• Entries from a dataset
* begin *

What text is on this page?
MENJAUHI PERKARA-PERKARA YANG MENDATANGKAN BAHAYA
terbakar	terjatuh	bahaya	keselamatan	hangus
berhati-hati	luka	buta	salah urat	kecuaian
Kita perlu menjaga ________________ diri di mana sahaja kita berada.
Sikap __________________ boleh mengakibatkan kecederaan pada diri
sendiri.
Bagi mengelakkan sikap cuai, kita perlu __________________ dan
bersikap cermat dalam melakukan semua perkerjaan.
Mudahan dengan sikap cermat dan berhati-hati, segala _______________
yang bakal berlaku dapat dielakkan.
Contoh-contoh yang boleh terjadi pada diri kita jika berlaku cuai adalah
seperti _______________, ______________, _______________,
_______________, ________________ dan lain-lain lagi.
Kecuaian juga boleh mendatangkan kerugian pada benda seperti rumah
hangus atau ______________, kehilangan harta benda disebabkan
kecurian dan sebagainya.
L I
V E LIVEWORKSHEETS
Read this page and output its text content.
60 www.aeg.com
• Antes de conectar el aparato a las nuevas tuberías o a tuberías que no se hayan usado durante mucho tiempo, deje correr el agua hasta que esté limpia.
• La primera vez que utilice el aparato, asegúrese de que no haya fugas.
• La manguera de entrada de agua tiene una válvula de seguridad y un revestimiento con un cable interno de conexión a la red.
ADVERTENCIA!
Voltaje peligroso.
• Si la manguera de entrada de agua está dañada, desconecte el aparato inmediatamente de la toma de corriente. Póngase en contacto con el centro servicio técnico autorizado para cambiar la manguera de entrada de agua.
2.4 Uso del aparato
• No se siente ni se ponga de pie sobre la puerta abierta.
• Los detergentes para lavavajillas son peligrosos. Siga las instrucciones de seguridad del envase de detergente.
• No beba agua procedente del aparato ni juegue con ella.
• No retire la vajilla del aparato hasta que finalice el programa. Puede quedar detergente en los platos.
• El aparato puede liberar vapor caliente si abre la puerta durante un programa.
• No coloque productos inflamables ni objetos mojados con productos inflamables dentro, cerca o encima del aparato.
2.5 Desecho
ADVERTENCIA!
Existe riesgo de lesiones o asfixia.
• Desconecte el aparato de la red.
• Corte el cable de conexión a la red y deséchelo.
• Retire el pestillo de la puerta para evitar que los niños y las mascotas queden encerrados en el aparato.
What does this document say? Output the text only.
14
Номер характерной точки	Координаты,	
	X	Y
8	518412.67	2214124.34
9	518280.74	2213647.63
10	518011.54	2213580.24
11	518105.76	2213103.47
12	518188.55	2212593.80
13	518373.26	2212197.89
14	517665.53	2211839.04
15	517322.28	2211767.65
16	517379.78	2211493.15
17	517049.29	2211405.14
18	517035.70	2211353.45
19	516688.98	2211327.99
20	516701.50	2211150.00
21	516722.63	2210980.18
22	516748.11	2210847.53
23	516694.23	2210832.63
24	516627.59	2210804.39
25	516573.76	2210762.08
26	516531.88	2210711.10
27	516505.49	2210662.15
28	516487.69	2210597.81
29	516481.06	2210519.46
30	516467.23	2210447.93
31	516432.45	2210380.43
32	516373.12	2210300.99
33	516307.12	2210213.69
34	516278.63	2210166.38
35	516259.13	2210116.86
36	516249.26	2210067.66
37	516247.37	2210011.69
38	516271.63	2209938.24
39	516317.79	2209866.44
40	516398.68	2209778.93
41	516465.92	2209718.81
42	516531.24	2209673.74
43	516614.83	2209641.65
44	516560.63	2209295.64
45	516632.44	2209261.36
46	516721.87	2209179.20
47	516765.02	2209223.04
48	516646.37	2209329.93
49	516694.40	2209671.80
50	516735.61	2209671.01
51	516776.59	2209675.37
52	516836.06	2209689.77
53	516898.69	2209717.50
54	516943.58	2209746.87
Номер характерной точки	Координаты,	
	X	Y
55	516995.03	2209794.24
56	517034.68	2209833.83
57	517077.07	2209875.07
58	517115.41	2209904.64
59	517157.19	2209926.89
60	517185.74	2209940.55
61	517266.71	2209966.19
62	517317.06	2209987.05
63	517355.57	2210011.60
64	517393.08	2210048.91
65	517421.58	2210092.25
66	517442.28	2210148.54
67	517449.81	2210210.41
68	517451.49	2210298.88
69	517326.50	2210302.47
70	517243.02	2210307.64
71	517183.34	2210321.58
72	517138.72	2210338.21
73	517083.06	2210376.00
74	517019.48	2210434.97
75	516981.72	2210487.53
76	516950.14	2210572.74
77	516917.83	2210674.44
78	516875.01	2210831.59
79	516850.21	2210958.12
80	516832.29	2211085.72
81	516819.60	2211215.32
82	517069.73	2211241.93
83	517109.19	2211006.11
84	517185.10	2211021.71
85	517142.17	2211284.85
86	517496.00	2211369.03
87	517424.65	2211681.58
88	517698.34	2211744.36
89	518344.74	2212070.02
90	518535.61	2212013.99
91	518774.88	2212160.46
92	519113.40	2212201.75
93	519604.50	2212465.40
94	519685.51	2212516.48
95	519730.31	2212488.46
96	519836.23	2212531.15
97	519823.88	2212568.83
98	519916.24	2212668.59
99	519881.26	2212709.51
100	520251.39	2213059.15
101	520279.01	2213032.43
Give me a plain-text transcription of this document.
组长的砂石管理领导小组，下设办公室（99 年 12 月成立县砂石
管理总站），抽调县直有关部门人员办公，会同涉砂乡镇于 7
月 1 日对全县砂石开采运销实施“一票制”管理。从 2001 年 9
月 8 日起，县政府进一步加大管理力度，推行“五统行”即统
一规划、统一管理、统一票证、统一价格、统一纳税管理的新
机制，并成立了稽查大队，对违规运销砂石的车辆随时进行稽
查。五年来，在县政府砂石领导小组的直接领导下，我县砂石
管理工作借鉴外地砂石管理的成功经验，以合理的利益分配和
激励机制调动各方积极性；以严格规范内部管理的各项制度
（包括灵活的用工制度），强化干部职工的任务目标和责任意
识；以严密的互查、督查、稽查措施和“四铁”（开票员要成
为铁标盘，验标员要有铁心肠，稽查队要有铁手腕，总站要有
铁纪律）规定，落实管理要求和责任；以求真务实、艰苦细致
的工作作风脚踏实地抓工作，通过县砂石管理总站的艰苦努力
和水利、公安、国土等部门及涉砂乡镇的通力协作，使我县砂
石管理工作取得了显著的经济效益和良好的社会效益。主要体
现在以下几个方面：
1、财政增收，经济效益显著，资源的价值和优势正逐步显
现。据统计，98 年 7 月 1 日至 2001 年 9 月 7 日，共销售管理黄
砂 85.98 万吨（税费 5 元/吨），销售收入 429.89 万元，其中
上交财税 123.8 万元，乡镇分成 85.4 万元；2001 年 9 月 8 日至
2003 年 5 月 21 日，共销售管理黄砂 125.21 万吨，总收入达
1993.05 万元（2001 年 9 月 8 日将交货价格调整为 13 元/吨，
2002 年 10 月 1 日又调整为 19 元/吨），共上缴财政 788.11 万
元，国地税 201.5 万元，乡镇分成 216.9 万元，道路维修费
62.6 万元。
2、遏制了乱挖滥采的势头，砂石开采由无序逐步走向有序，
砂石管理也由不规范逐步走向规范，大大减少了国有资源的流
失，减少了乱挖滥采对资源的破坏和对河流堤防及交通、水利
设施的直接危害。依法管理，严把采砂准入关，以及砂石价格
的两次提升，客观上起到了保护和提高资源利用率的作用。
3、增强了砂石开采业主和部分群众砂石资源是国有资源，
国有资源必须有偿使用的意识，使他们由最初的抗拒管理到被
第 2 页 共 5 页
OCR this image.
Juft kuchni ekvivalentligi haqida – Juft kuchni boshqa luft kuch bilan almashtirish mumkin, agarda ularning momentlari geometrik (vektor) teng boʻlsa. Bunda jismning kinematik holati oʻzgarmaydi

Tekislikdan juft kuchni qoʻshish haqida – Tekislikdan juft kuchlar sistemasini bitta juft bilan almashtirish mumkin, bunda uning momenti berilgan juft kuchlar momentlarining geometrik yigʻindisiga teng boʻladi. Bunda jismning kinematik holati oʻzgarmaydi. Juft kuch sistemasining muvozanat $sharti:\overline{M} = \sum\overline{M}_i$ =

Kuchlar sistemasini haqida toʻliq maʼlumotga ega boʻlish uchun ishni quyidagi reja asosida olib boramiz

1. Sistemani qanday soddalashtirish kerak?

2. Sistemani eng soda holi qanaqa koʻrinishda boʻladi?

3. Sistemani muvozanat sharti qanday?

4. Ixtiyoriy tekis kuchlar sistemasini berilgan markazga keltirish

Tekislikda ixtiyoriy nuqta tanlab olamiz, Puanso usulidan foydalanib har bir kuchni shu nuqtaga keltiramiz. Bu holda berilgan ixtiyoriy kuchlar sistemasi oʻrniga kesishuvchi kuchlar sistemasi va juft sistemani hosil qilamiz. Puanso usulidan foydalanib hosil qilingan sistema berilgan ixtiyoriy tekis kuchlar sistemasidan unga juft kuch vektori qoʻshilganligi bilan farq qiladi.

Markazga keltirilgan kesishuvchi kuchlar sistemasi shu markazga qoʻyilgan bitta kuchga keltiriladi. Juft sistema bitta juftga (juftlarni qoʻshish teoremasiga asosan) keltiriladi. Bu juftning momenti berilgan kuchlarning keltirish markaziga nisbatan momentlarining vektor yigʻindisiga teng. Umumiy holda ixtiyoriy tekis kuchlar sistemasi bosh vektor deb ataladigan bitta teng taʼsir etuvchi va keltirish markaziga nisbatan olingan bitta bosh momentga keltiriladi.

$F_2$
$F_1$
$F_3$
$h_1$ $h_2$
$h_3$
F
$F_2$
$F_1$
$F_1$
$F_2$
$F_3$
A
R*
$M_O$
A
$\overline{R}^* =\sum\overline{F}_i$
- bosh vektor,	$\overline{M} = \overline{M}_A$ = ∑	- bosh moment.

* end *

• Required work
Return, from the data, each line that has the word "benda" in it.

• Output
Kecuaian juga boleh mendatangkan kerugian pada benda seperti rumah
hangus atau ______________, kehilangan harta benda disebabkan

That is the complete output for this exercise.